Exercise task.
Print every line of the listing exactly, please.

--- Start of Task material ---

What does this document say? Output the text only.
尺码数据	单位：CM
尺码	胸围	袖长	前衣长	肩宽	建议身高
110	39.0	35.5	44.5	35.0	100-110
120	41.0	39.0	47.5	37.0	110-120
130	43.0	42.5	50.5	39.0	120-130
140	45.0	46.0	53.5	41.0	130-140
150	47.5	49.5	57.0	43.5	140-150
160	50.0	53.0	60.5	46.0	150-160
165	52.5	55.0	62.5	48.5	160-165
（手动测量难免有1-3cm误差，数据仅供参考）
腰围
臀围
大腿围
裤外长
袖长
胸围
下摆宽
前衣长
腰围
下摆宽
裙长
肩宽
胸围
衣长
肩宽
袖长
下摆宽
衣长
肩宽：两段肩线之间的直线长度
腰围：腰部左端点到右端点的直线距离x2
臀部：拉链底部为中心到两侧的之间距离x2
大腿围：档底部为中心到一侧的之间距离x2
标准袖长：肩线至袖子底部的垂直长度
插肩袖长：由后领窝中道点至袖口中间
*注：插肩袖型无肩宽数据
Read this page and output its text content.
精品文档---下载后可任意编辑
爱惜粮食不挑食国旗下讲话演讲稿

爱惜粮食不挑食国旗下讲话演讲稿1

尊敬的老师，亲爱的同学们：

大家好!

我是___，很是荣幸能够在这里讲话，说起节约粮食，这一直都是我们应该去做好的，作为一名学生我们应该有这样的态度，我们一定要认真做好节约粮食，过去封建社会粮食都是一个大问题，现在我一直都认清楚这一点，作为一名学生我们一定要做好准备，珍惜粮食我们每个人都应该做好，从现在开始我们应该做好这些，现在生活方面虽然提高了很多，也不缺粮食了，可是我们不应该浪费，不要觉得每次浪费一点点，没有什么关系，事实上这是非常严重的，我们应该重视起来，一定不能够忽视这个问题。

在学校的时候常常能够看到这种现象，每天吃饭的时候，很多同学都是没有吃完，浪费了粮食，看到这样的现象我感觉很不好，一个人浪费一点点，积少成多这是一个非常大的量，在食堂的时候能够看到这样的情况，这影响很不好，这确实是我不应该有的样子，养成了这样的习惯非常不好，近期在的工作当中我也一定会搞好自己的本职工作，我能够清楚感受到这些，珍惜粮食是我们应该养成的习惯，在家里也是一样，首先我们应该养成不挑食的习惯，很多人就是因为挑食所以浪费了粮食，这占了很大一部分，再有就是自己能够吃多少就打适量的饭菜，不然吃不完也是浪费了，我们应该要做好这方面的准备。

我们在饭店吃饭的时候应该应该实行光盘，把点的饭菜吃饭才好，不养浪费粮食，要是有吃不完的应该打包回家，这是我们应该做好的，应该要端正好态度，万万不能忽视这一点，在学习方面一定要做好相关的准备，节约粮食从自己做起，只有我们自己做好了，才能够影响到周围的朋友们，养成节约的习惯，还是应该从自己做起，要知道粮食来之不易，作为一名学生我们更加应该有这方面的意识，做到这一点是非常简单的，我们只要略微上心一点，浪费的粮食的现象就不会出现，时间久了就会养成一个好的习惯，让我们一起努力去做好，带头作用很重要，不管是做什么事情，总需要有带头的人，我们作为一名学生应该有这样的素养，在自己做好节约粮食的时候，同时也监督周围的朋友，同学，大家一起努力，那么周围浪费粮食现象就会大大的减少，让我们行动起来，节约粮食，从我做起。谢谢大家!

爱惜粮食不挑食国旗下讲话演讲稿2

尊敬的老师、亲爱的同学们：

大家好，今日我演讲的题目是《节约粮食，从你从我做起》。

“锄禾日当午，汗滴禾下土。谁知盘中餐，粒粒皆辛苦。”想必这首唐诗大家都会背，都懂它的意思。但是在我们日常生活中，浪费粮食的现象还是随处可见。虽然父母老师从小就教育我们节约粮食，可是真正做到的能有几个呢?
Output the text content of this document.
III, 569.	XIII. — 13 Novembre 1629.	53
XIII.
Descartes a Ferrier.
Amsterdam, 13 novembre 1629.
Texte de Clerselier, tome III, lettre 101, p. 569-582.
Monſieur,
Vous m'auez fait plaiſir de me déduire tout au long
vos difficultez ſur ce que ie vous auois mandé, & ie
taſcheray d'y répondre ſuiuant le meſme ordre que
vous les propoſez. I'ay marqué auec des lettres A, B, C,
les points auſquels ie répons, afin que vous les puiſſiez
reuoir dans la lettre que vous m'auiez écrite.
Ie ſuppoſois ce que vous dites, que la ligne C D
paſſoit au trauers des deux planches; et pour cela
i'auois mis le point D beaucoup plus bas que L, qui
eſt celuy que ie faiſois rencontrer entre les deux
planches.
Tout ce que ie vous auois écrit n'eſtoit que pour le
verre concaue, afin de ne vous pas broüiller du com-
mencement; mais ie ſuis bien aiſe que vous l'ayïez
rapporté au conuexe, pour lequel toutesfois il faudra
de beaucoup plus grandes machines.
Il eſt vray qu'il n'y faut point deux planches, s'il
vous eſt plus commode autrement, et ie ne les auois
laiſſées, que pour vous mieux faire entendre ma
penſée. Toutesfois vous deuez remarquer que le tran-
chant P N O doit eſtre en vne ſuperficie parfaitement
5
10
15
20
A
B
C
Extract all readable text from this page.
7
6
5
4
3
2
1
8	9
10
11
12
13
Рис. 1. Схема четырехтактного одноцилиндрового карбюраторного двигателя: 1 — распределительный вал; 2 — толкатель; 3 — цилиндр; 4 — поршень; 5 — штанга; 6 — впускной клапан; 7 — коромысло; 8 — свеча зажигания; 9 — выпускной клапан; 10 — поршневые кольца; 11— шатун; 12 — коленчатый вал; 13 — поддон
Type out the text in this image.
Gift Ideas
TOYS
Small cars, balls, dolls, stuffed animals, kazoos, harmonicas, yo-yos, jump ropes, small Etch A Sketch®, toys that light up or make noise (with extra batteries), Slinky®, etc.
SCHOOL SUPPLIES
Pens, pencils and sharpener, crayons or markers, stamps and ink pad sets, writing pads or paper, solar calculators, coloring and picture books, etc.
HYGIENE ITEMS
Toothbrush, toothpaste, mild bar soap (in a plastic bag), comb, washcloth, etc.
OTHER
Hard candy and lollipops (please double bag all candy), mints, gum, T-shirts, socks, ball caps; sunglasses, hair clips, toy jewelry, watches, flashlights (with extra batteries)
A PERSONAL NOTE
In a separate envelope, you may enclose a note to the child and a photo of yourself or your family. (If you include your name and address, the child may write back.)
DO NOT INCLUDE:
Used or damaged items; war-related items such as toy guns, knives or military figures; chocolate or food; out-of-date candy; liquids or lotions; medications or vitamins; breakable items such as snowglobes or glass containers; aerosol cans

--- End of Task material ---

Output below.
What does this document say? Output the text only.
尺码数据	单位：CM
尺码	胸围	袖长	前衣长	肩宽	建议身高
110	39.0	35.5	44.5	35.0	100-110
120	41.0	39.0	47.5	37.0	110-120
130	43.0	42.5	50.5	39.0	120-130
140	45.0	46.0	53.5	41.0	130-140
150	47.5	49.5	57.0	43.5	140-150
160	50.0	53.0	60.5	46.0	150-160
165	52.5	55.0	62.5	48.5	160-165
（手动测量难免有1-3cm误差，数据仅供参考）
腰围
臀围
大腿围
裤外长
袖长
胸围
下摆宽
前衣长
腰围
下摆宽
裙长
肩宽
胸围
衣长
肩宽
袖长
下摆宽
衣长
肩宽：两段肩线之间的直线长度
腰围：腰部左端点到右端点的直线距离x2
臀部：拉链底部为中心到两侧的之间距离x2
大腿围：档底部为中心到一侧的之间距离x2
标准袖长：肩线至袖子底部的垂直长度
插肩袖长：由后领窝中道点至袖口中间
*注：插肩袖型无肩宽数据
Read this page and output its text content.
精品文档---下载后可任意编辑
爱惜粮食不挑食国旗下讲话演讲稿

爱惜粮食不挑食国旗下讲话演讲稿1

尊敬的老师，亲爱的同学们：

大家好!

我是___，很是荣幸能够在这里讲话，说起节约粮食，这一直都是我们应该去做好的，作为一名学生我们应该有这样的态度，我们一定要认真做好节约粮食，过去封建社会粮食都是一个大问题，现在我一直都认清楚这一点，作为一名学生我们一定要做好准备，珍惜粮食我们每个人都应该做好，从现在开始我们应该做好这些，现在生活方面虽然提高了很多，也不缺粮食了，可是我们不应该浪费，不要觉得每次浪费一点点，没有什么关系，事实上这是非常严重的，我们应该重视起来，一定不能够忽视这个问题。

在学校的时候常常能够看到这种现象，每天吃饭的时候，很多同学都是没有吃完，浪费了粮食，看到这样的现象我感觉很不好，一个人浪费一点点，积少成多这是一个非常大的量，在食堂的时候能够看到这样的情况，这影响很不好，这确实是我不应该有的样子，养成了这样的习惯非常不好，近期在的工作当中我也一定会搞好自己的本职工作，我能够清楚感受到这些，珍惜粮食是我们应该养成的习惯，在家里也是一样，首先我们应该养成不挑食的习惯，很多人就是因为挑食所以浪费了粮食，这占了很大一部分，再有就是自己能够吃多少就打适量的饭菜，不然吃不完也是浪费了，我们应该要做好这方面的准备。

我们在饭店吃饭的时候应该应该实行光盘，把点的饭菜吃饭才好，不养浪费粮食，要是有吃不完的应该打包回家，这是我们应该做好的，应该要端正好态度，万万不能忽视这一点，在学习方面一定要做好相关的准备，节约粮食从自己做起，只有我们自己做好了，才能够影响到周围的朋友们，养成节约的习惯，还是应该从自己做起，要知道粮食来之不易，作为一名学生我们更加应该有这方面的意识，做到这一点是非常简单的，我们只要略微上心一点，浪费的粮食的现象就不会出现，时间久了就会养成一个好的习惯，让我们一起努力去做好，带头作用很重要，不管是做什么事情，总需要有带头的人，我们作为一名学生应该有这样的素养，在自己做好节约粮食的时候，同时也监督周围的朋友，同学，大家一起努力，那么周围浪费粮食现象就会大大的减少，让我们行动起来，节约粮食，从我做起。谢谢大家!

爱惜粮食不挑食国旗下讲话演讲稿2

尊敬的老师、亲爱的同学们：

大家好，今日我演讲的题目是《节约粮食，从你从我做起》。

“锄禾日当午，汗滴禾下土。谁知盘中餐，粒粒皆辛苦。”想必这首唐诗大家都会背，都懂它的意思。但是在我们日常生活中，浪费粮食的现象还是随处可见。虽然父母老师从小就教育我们节约粮食，可是真正做到的能有几个呢?
Output the text content of this document.
III, 569.	XIII. — 13 Novembre 1629.	53
XIII.
Descartes a Ferrier.
Amsterdam, 13 novembre 1629.
Texte de Clerselier, tome III, lettre 101, p. 569-582.
Monſieur,
Vous m'auez fait plaiſir de me déduire tout au long
vos difficultez ſur ce que ie vous auois mandé, & ie
taſcheray d'y répondre ſuiuant le meſme ordre que
vous les propoſez. I'ay marqué auec des lettres A, B, C,
les points auſquels ie répons, afin que vous les puiſſiez
reuoir dans la lettre que vous m'auiez écrite.
Ie ſuppoſois ce que vous dites, que la ligne C D
paſſoit au trauers des deux planches; et pour cela
i'auois mis le point D beaucoup plus bas que L, qui
eſt celuy que ie faiſois rencontrer entre les deux
planches.
Tout ce que ie vous auois écrit n'eſtoit que pour le
verre concaue, afin de ne vous pas broüiller du com-
mencement; mais ie ſuis bien aiſe que vous l'ayïez
rapporté au conuexe, pour lequel toutesfois il faudra
de beaucoup plus grandes machines.
Il eſt vray qu'il n'y faut point deux planches, s'il
vous eſt plus commode autrement, et ie ne les auois
laiſſées, que pour vous mieux faire entendre ma
penſée. Toutesfois vous deuez remarquer que le tran-
chant P N O doit eſtre en vne ſuperficie parfaitement
5
10
15
20
A
B
C
Extract all readable text from this page.
7
6
5
4
3
2
1
8	9
10
11
12
13
Рис. 1. Схема четырехтактного одноцилиндрового карбюраторного двигателя: 1 — распределительный вал; 2 — толкатель; 3 — цилиндр; 4 — поршень; 5 — штанга; 6 — впускной клапан; 7 — коромысло; 8 — свеча зажигания; 9 — выпускной клапан; 10 — поршневые кольца; 11— шатун; 12 — коленчатый вал; 13 — поддон
Type out the text in this image.
Gift Ideas
TOYS
Small cars, balls, dolls, stuffed animals, kazoos, harmonicas, yo-yos, jump ropes, small Etch A Sketch®, toys that light up or make noise (with extra batteries), Slinky®, etc.
SCHOOL SUPPLIES
Pens, pencils and sharpener, crayons or markers, stamps and ink pad sets, writing pads or paper, solar calculators, coloring and picture books, etc.
HYGIENE ITEMS
Toothbrush, toothpaste, mild bar soap (in a plastic bag), comb, washcloth, etc.
OTHER
Hard candy and lollipops (please double bag all candy), mints, gum, T-shirts, socks, ball caps; sunglasses, hair clips, toy jewelry, watches, flashlights (with extra batteries)
A PERSONAL NOTE
In a separate envelope, you may enclose a note to the child and a photo of yourself or your family. (If you include your name and address, the child may write back.)
DO NOT INCLUDE:
Used or damaged items; war-related items such as toy guns, knives or military figures; chocolate or food; out-of-date candy; liquids or lotions; medications or vitamins; breakable items such as snowglobes or glass containers; aerosol cans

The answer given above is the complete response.